# Problem statement:
Below is a block of records: output all of them exactly and leave out the pictures.

** start of Data entries **

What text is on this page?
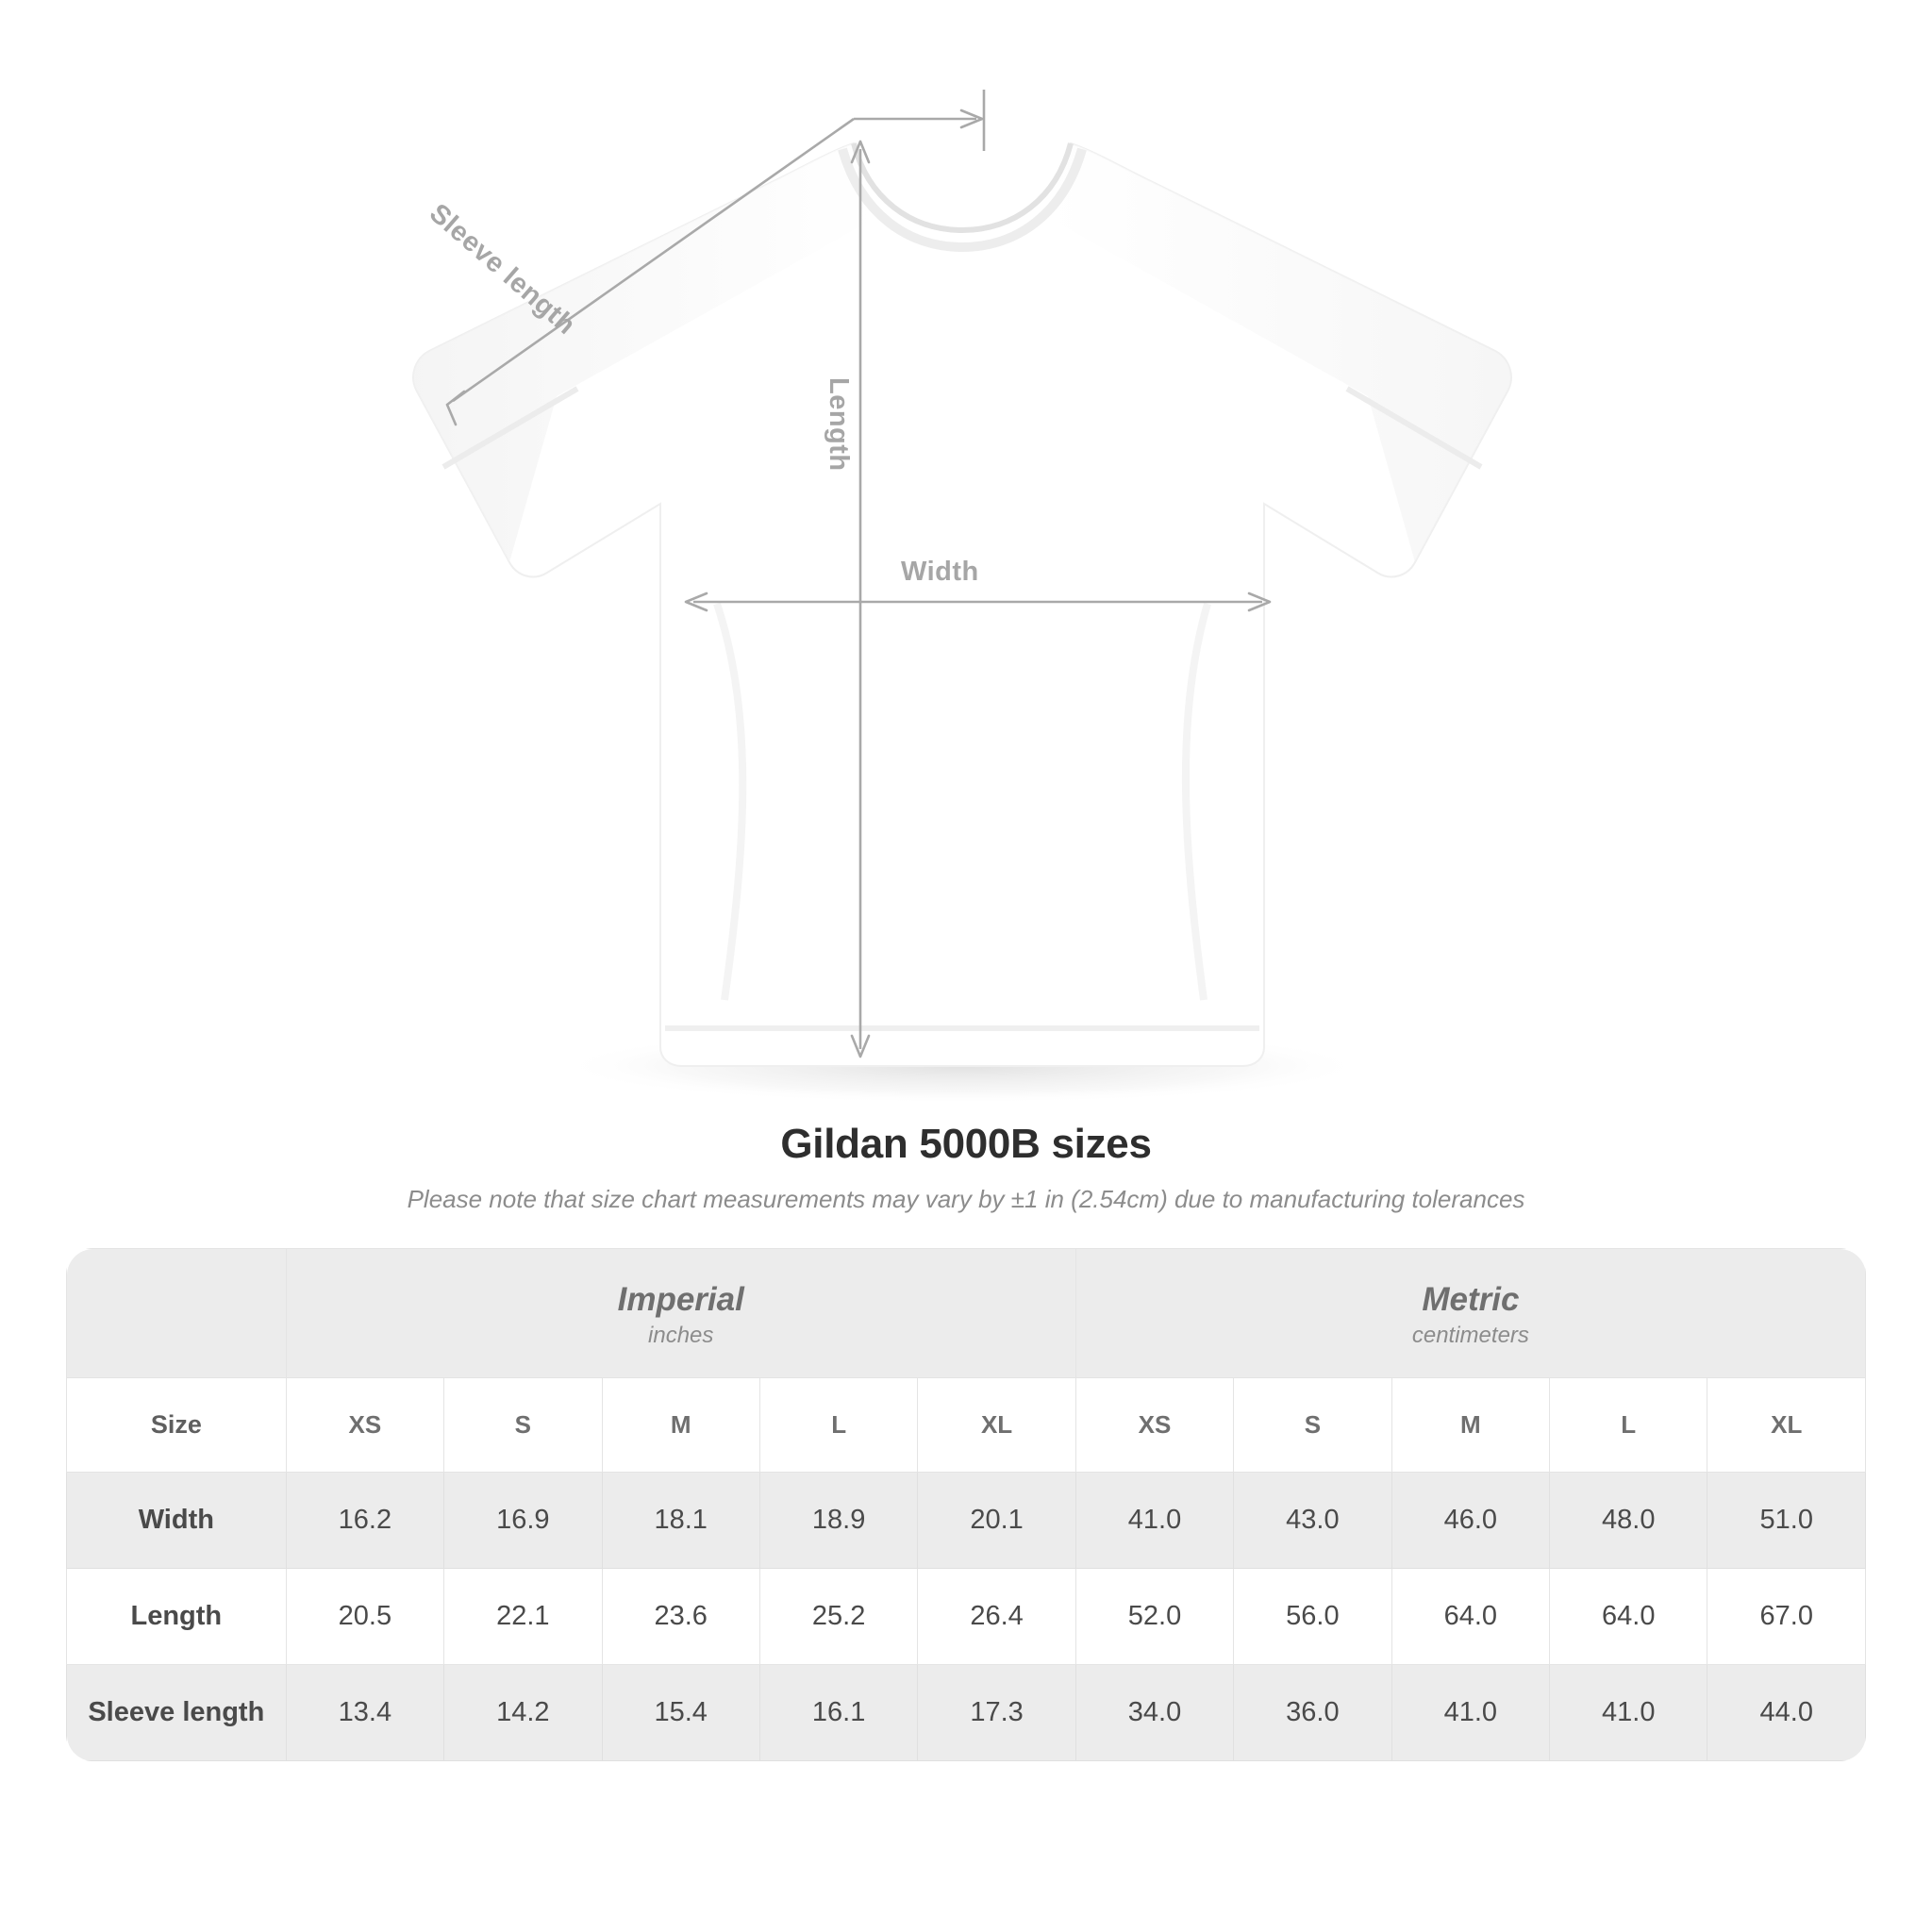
Width
Length
Sleeve length
Gildan 5000B sizes

Please note that size chart measurements may vary by ±1 in (2.54cm) due to manufacturing tolerances

Imperial
inches

Metric
centimeters

Size	XS	S	M	L	XL	XS	S	M	L	XL
Width	16.2	16.9	18.1	18.9	20.1	41.0	43.0	46.0	48.0	51.0
Length	20.5	22.1	23.6	25.2	26.4	52.0	56.0	64.0	64.0	67.0
Sleeve length	13.4	14.2	15.4	16.1	17.3	34.0	36.0	41.0	41.0	44.0
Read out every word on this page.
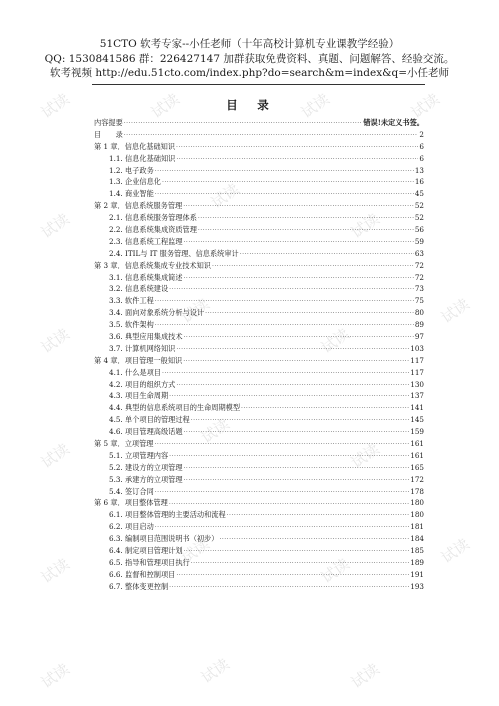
试读	试读	试读	试读
试读
试读
试读
试读
试读
试读
试读
试读
试读
试读
试读
试读
试读
试读
试读	试读	试读
51CTO 软考专家--小任老师（十年高校计算机专业课教学经验）
QQ: 1530841586 群：226427147 加群获取免费资料、真题、问题解答、经验交流。
软考视频 http://edu.51cto.com/index.php?do=search&m=index&q=小任老师
目　录
内容提要 .....	错误!未定义书签。
目　　录 .....	2
第 1 章．信息化基础知识 .....	6
1.1. 信息化基础知识 .....	6
1.2. 电子政务 .....	13
1.3. 企业信息化 .....	16
1.4. 商业智能 .....	45
第 2 章．信息系统服务管理 .....	52
2.1. 信息系统服务管理体系 .....	52
2.2. 信息系统集成资质管理 .....	56
2.3. 信息系统工程监理 .....	59
2.4. ITIL与 IT 服务管理、信息系统审计 .....	63
第 3 章．信息系统集成专业技术知识 .....	72
3.1. 信息系统集成简述 .....	72
3.2. 信息系统建设 .....	73
3.3. 软件工程 .....	75
3.4. 面向对象系统分析与设计 .....	80
3.5. 软件架构 .....	89
3.6. 典型应用集成技术 .....	97
3.7. 计算机网络知识 .....	103
第 4 章．项目管理一般知识 .....	117
4.1. 什么是项目 .....	117
4.2. 项目的组织方式 .....	130
4.3. 项目生命周期 .....	137
4.4. 典型的信息系统项目的生命周期模型 .....	141
4.5. 单个项目的管理过程 .....	145
4.6. 项目管理高级话题 .....	159
第 5 章．立项管理 .....	161
5.1. 立项管理内容 .....	161
5.2. 建设方的立项管理 .....	165
5.3. 承建方的立项管理 .....	172
5.4. 签订合同 .....	178
第 6 章．项目整体管理 .....	180
6.1. 项目整体管理的主要活动和流程 .....	180
6.2. 项目启动 .....	181
6.3. 编制项目范围说明书（初步） .....	184
6.4. 制定项目管理计划 .....	185
6.5. 指导和管理项目执行 .....	189
6.6. 监督和控制项目 .....	191
6.7. 整体变更控制 .....	193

** end of Data entries **

# Right answer:
What text is on this page?
Width
Length
Sleeve length
Gildan 5000B sizes

Please note that size chart measurements may vary by ±1 in (2.54cm) due to manufacturing tolerances

Imperial
inches

Metric
centimeters

Size	XS	S	M	L	XL	XS	S	M	L	XL
Width	16.2	16.9	18.1	18.9	20.1	41.0	43.0	46.0	48.0	51.0
Length	20.5	22.1	23.6	25.2	26.4	52.0	56.0	64.0	64.0	67.0
Sleeve length	13.4	14.2	15.4	16.1	17.3	34.0	36.0	41.0	41.0	44.0
Read out every word on this page.
试读	试读	试读	试读
试读
试读
试读
试读
试读
试读
试读
试读
试读
试读
试读
试读
试读
试读
试读	试读	试读
51CTO 软考专家--小任老师（十年高校计算机专业课教学经验）
QQ: 1530841586 群：226427147 加群获取免费资料、真题、问题解答、经验交流。
软考视频 http://edu.51cto.com/index.php?do=search&m=index&q=小任老师
目　录
内容提要 .....	错误!未定义书签。
目　　录 .....	2
第 1 章．信息化基础知识 .....	6
1.1. 信息化基础知识 .....	6
1.2. 电子政务 .....	13
1.3. 企业信息化 .....	16
1.4. 商业智能 .....	45
第 2 章．信息系统服务管理 .....	52
2.1. 信息系统服务管理体系 .....	52
2.2. 信息系统集成资质管理 .....	56
2.3. 信息系统工程监理 .....	59
2.4. ITIL与 IT 服务管理、信息系统审计 .....	63
第 3 章．信息系统集成专业技术知识 .....	72
3.1. 信息系统集成简述 .....	72
3.2. 信息系统建设 .....	73
3.3. 软件工程 .....	75
3.4. 面向对象系统分析与设计 .....	80
3.5. 软件架构 .....	89
3.6. 典型应用集成技术 .....	97
3.7. 计算机网络知识 .....	103
第 4 章．项目管理一般知识 .....	117
4.1. 什么是项目 .....	117
4.2. 项目的组织方式 .....	130
4.3. 项目生命周期 .....	137
4.4. 典型的信息系统项目的生命周期模型 .....	141
4.5. 单个项目的管理过程 .....	145
4.6. 项目管理高级话题 .....	159
第 5 章．立项管理 .....	161
5.1. 立项管理内容 .....	161
5.2. 建设方的立项管理 .....	165
5.3. 承建方的立项管理 .....	172
5.4. 签订合同 .....	178
第 6 章．项目整体管理 .....	180
6.1. 项目整体管理的主要活动和流程 .....	180
6.2. 项目启动 .....	181
6.3. 编制项目范围说明书（初步） .....	184
6.4. 制定项目管理计划 .....	185
6.5. 指导和管理项目执行 .....	189
6.6. 监督和控制项目 .....	191
6.7. 整体变更控制 .....	193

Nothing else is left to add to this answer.